Required task
Copy out every listing below word for word, leaving the pictures out.

[Data items]
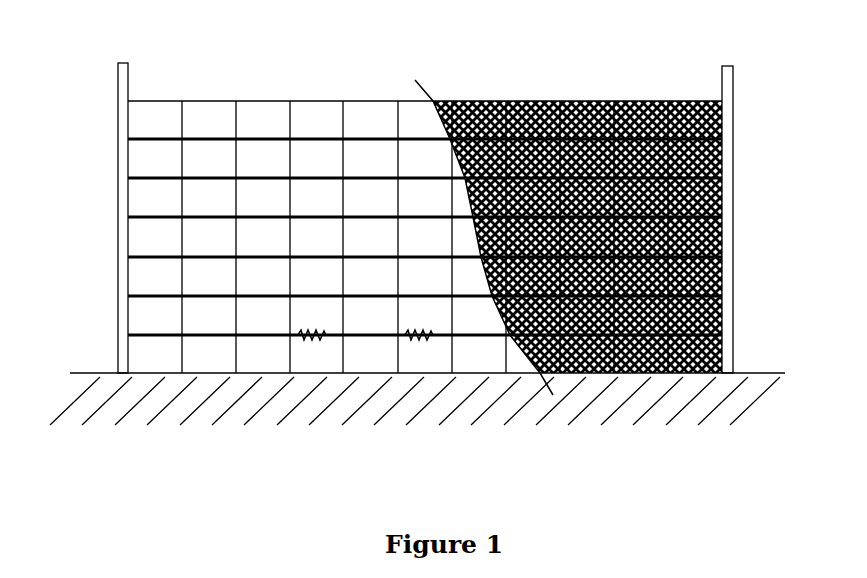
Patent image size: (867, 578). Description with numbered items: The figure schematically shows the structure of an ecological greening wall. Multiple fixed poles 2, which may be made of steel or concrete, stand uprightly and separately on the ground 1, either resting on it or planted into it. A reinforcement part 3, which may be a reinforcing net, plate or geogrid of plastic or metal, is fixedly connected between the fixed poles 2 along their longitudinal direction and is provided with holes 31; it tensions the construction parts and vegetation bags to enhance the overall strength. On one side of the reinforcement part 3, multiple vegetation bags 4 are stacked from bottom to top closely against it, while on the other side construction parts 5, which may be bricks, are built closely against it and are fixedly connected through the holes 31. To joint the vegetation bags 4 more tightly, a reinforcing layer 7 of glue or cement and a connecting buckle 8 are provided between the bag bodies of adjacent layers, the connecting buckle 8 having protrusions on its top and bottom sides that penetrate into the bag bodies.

The ground 1 is at (755, 373).
The fixed pole 2 is at (124, 85).
The reinforcement part 3 is at (723, 147).
The hole 31 is at (723, 185).
The vegetation bag 4 is at (323, 120).
The construction part 5 is at (483, 101).
The reinforcing layer 7 is at (472, 337).
The connecting buckle 8 is at (426, 338).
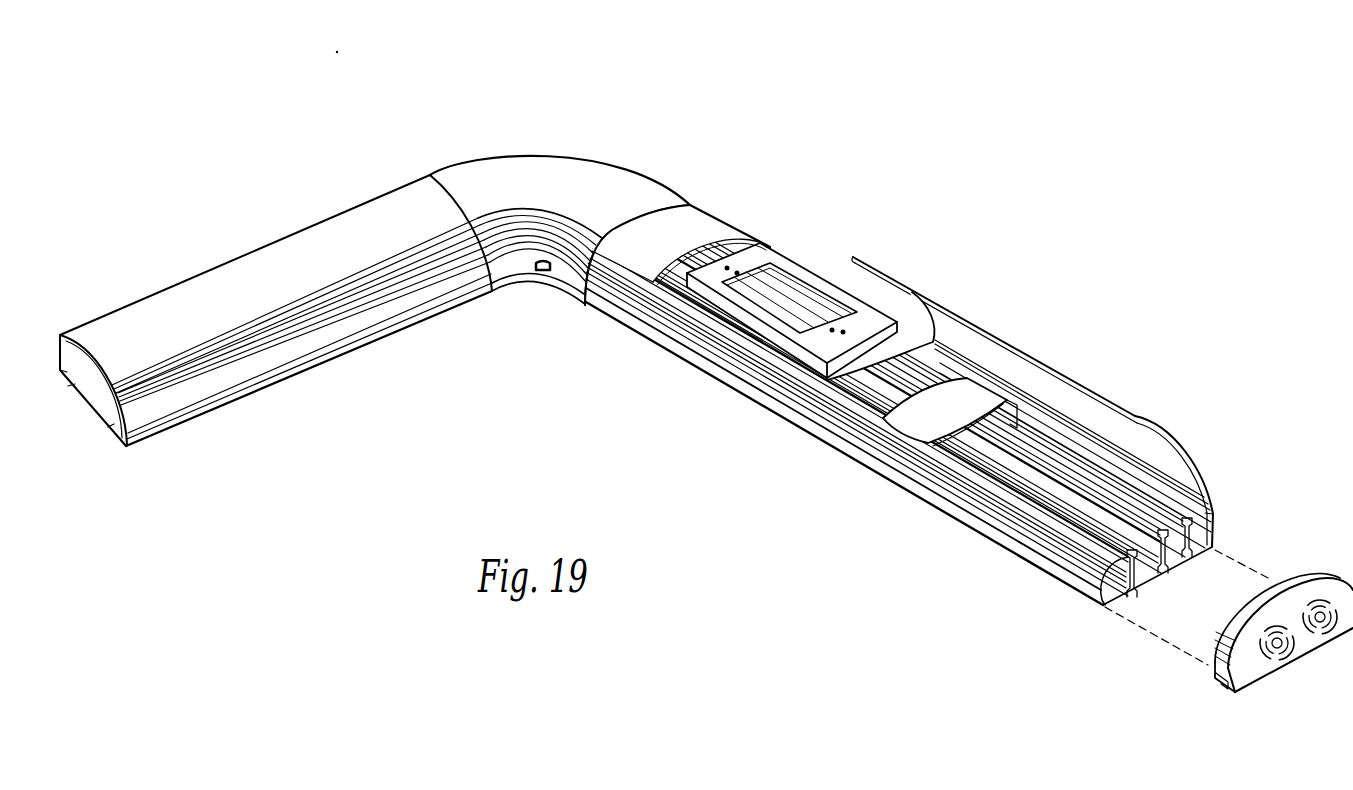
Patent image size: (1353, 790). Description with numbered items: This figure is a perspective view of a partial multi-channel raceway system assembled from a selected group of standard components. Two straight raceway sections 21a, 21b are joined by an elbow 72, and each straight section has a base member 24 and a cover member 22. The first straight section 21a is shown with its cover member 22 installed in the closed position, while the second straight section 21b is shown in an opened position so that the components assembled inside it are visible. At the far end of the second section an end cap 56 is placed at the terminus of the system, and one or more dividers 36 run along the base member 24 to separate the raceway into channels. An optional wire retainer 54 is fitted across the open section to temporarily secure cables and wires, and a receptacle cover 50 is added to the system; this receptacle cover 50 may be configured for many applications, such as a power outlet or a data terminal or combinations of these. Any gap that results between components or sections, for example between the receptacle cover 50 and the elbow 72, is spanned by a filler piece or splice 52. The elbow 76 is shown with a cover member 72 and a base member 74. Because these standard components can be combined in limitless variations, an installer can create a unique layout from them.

The straight raceway section 21a is at (304, 203).
The straight raceway section 21b is at (870, 508).
The cover member 22 is at (152, 325).
The base member 24 is at (273, 362).
The dividers 36 is at (1180, 514).
The receptacle cover 50 is at (828, 256).
The filler piece or splice 52 is at (707, 227).
The wire retainer 54 is at (950, 378).
The end cap 56 is at (1293, 587).
The elbow 72 is at (545, 133).
The base member 74 is at (560, 266).
The elbow 76 is at (488, 172).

Result for this task
Patent image size: (867, 578). Description with numbered items: The figure schematically shows the structure of an ecological greening wall. Multiple fixed poles 2, which may be made of steel or concrete, stand uprightly and separately on the ground 1, either resting on it or planted into it. A reinforcement part 3, which may be a reinforcing net, plate or geogrid of plastic or metal, is fixedly connected between the fixed poles 2 along their longitudinal direction and is provided with holes 31; it tensions the construction parts and vegetation bags to enhance the overall strength. On one side of the reinforcement part 3, multiple vegetation bags 4 are stacked from bottom to top closely against it, while on the other side construction parts 5, which may be bricks, are built closely against it and are fixedly connected through the holes 31. To joint the vegetation bags 4 more tightly, a reinforcing layer 7 of glue or cement and a connecting buckle 8 are provided between the bag bodies of adjacent layers, the connecting buckle 8 having protrusions on its top and bottom sides that penetrate into the bag bodies.

The ground 1 is at (755, 373).
The fixed pole 2 is at (124, 85).
The reinforcement part 3 is at (723, 147).
The hole 31 is at (723, 185).
The vegetation bag 4 is at (323, 120).
The construction part 5 is at (483, 101).
The reinforcing layer 7 is at (472, 337).
The connecting buckle 8 is at (426, 338).
Patent image size: (1353, 790). Description with numbered items: This figure is a perspective view of a partial multi-channel raceway system assembled from a selected group of standard components. Two straight raceway sections 21a, 21b are joined by an elbow 72, and each straight section has a base member 24 and a cover member 22. The first straight section 21a is shown with its cover member 22 installed in the closed position, while the second straight section 21b is shown in an opened position so that the components assembled inside it are visible. At the far end of the second section an end cap 56 is placed at the terminus of the system, and one or more dividers 36 run along the base member 24 to separate the raceway into channels. An optional wire retainer 54 is fitted across the open section to temporarily secure cables and wires, and a receptacle cover 50 is added to the system; this receptacle cover 50 may be configured for many applications, such as a power outlet or a data terminal or combinations of these. Any gap that results between components or sections, for example between the receptacle cover 50 and the elbow 72, is spanned by a filler piece or splice 52. The elbow 76 is shown with a cover member 72 and a base member 74. Because these standard components can be combined in limitless variations, an installer can create a unique layout from them.

The straight raceway section 21a is at (304, 203).
The straight raceway section 21b is at (870, 508).
The cover member 22 is at (152, 325).
The base member 24 is at (273, 362).
The dividers 36 is at (1180, 514).
The receptacle cover 50 is at (828, 256).
The filler piece or splice 52 is at (707, 227).
The wire retainer 54 is at (950, 378).
The end cap 56 is at (1293, 587).
The elbow 72 is at (545, 133).
The base member 74 is at (560, 266).
The elbow 76 is at (488, 172).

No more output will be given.